### Task material
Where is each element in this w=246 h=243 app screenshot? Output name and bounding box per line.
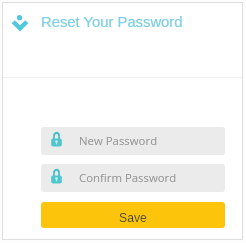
staticText: New Password xyxy=(79,133,158,149)
other: Password xyxy=(51,169,62,184)
button[interactable]: Save xyxy=(41,202,225,228)
staticText: Confirm Password xyxy=(79,170,177,186)
button[interactable]: Password xyxy=(41,127,225,155)
staticText: Save xyxy=(119,211,147,225)
button[interactable]: Password xyxy=(41,164,225,192)
staticText: Reset Your Password xyxy=(41,14,183,31)
other: User xyxy=(13,15,27,31)
other: Password xyxy=(51,132,62,147)
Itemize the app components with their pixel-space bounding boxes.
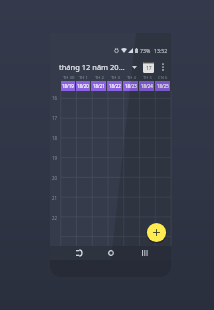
######
Rewrite all the records with "mobile" in place of every occurrence of "app", changing nothing else, and omit the pictures.

Response below:
Where is each element in this w=246 h=243 mobile screenshot? Output name and bounding box per line.
staticText: New Password xyxy=(79,133,158,149)
other: Password xyxy=(51,169,62,184)
button[interactable]: Save xyxy=(41,202,225,228)
staticText: Confirm Password xyxy=(79,170,177,186)
button[interactable]: Password xyxy=(41,127,225,155)
staticText: Save xyxy=(119,211,147,225)
button[interactable]: Password xyxy=(41,164,225,192)
staticText: Reset Your Password xyxy=(41,14,183,31)
other: User xyxy=(13,15,27,31)
other: Password xyxy=(51,132,62,147)
Itemize the mobile components with their pixel-space bounding boxes.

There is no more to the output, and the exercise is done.